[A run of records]
┄┄┄┄┄┄┄┄┄┄

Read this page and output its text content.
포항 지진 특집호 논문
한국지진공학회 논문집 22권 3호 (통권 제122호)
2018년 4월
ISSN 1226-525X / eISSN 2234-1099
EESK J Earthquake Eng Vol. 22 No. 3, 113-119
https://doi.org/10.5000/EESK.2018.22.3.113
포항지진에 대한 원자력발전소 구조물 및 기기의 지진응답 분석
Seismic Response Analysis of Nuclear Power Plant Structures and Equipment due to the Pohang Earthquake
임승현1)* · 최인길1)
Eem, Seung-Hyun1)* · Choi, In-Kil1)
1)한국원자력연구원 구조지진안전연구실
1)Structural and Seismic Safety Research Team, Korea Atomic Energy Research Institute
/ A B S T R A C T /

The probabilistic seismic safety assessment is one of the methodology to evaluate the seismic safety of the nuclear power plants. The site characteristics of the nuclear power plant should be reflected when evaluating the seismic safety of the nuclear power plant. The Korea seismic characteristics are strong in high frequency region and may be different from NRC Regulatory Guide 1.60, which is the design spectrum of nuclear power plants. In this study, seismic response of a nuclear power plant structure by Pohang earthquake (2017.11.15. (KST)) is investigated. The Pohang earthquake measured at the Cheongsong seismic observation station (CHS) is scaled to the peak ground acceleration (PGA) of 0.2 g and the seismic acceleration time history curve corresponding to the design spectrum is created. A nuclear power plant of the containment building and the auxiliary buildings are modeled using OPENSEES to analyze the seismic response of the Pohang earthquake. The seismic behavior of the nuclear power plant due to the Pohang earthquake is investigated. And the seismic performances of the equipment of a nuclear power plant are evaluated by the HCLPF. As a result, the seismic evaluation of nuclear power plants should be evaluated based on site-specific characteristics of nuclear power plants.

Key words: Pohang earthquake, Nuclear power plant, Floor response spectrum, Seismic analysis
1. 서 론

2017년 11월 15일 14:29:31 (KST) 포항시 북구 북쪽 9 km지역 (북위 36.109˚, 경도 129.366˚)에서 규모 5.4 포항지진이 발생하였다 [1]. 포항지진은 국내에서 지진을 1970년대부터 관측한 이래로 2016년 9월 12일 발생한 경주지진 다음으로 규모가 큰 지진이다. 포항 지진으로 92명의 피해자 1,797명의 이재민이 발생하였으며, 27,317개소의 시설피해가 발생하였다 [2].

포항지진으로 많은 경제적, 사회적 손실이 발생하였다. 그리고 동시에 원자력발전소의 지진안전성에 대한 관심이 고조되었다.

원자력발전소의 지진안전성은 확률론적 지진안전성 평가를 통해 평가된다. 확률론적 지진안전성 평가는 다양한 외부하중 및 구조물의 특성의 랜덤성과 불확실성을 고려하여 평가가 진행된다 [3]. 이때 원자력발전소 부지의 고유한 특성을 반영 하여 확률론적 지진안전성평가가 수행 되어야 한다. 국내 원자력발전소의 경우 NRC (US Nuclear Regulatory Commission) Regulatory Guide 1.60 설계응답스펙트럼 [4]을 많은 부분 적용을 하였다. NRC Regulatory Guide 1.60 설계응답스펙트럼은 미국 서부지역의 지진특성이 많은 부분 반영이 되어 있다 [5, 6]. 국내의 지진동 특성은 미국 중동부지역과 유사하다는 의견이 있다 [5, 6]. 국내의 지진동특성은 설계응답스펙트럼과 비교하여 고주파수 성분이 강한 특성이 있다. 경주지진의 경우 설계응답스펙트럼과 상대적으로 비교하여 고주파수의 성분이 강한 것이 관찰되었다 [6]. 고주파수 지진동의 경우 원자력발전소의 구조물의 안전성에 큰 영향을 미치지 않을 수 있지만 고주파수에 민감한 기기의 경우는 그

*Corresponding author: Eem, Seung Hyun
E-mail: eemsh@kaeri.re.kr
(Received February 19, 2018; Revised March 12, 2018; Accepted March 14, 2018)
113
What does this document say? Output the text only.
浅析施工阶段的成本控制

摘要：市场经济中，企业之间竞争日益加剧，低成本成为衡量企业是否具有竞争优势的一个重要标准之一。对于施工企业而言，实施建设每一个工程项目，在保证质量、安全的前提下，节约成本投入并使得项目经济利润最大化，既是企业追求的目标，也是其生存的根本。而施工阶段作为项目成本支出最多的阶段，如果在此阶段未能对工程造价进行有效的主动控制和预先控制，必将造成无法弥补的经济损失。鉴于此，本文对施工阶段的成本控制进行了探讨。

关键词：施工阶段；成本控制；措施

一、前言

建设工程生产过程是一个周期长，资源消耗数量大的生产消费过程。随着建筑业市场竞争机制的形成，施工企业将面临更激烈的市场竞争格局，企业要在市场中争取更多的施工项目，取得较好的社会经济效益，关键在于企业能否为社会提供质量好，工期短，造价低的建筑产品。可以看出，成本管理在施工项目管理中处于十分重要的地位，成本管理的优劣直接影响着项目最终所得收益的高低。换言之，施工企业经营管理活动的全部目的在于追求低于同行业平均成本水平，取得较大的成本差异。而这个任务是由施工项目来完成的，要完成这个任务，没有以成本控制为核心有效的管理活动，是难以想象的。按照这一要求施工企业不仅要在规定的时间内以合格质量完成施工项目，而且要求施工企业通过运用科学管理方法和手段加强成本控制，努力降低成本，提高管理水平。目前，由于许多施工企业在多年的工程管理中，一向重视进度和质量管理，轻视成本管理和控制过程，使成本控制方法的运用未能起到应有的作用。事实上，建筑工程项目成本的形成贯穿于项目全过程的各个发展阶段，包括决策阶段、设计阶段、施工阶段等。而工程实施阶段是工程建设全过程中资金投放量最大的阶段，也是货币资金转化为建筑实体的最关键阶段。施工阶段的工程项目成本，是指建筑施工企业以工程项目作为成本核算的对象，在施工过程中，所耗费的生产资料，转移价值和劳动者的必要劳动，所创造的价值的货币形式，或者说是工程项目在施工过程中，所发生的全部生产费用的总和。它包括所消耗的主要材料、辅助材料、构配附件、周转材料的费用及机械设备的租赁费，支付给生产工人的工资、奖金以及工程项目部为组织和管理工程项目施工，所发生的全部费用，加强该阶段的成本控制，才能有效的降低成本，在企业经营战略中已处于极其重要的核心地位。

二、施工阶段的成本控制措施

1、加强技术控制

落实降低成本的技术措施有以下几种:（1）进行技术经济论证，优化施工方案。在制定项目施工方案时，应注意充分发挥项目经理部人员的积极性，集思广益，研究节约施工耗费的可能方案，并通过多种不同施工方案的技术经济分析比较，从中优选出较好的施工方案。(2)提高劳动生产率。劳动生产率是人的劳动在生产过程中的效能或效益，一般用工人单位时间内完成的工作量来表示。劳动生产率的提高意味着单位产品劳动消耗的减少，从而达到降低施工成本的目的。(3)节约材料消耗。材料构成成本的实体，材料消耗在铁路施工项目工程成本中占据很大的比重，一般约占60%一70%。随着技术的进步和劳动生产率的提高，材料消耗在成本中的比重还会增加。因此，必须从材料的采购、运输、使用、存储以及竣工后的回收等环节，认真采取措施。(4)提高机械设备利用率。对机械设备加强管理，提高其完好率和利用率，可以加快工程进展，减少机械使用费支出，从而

┄┄┄┄┄┄┄┄┄┄

The lines to quote run from the one containing "What does this" through the final line of the material above; please give them exactly, both ends included, and nothing else.

What does this document say? Output the text only.
浅析施工阶段的成本控制

摘要：市场经济中，企业之间竞争日益加剧，低成本成为衡量企业是否具有竞争优势的一个重要标准之一。对于施工企业而言，实施建设每一个工程项目，在保证质量、安全的前提下，节约成本投入并使得项目经济利润最大化，既是企业追求的目标，也是其生存的根本。而施工阶段作为项目成本支出最多的阶段，如果在此阶段未能对工程造价进行有效的主动控制和预先控制，必将造成无法弥补的经济损失。鉴于此，本文对施工阶段的成本控制进行了探讨。

关键词：施工阶段；成本控制；措施

一、前言

建设工程生产过程是一个周期长，资源消耗数量大的生产消费过程。随着建筑业市场竞争机制的形成，施工企业将面临更激烈的市场竞争格局，企业要在市场中争取更多的施工项目，取得较好的社会经济效益，关键在于企业能否为社会提供质量好，工期短，造价低的建筑产品。可以看出，成本管理在施工项目管理中处于十分重要的地位，成本管理的优劣直接影响着项目最终所得收益的高低。换言之，施工企业经营管理活动的全部目的在于追求低于同行业平均成本水平，取得较大的成本差异。而这个任务是由施工项目来完成的，要完成这个任务，没有以成本控制为核心有效的管理活动，是难以想象的。按照这一要求施工企业不仅要在规定的时间内以合格质量完成施工项目，而且要求施工企业通过运用科学管理方法和手段加强成本控制，努力降低成本，提高管理水平。目前，由于许多施工企业在多年的工程管理中，一向重视进度和质量管理，轻视成本管理和控制过程，使成本控制方法的运用未能起到应有的作用。事实上，建筑工程项目成本的形成贯穿于项目全过程的各个发展阶段，包括决策阶段、设计阶段、施工阶段等。而工程实施阶段是工程建设全过程中资金投放量最大的阶段，也是货币资金转化为建筑实体的最关键阶段。施工阶段的工程项目成本，是指建筑施工企业以工程项目作为成本核算的对象，在施工过程中，所耗费的生产资料，转移价值和劳动者的必要劳动，所创造的价值的货币形式，或者说是工程项目在施工过程中，所发生的全部生产费用的总和。它包括所消耗的主要材料、辅助材料、构配附件、周转材料的费用及机械设备的租赁费，支付给生产工人的工资、奖金以及工程项目部为组织和管理工程项目施工，所发生的全部费用，加强该阶段的成本控制，才能有效的降低成本，在企业经营战略中已处于极其重要的核心地位。

二、施工阶段的成本控制措施

1、加强技术控制

落实降低成本的技术措施有以下几种:（1）进行技术经济论证，优化施工方案。在制定项目施工方案时，应注意充分发挥项目经理部人员的积极性，集思广益，研究节约施工耗费的可能方案，并通过多种不同施工方案的技术经济分析比较，从中优选出较好的施工方案。(2)提高劳动生产率。劳动生产率是人的劳动在生产过程中的效能或效益，一般用工人单位时间内完成的工作量来表示。劳动生产率的提高意味着单位产品劳动消耗的减少，从而达到降低施工成本的目的。(3)节约材料消耗。材料构成成本的实体，材料消耗在铁路施工项目工程成本中占据很大的比重，一般约占60%一70%。随着技术的进步和劳动生产率的提高，材料消耗在成本中的比重还会增加。因此，必须从材料的采购、运输、使用、存储以及竣工后的回收等环节，认真采取措施。(4)提高机械设备利用率。对机械设备加强管理，提高其完好率和利用率，可以加快工程进展，减少机械使用费支出，从而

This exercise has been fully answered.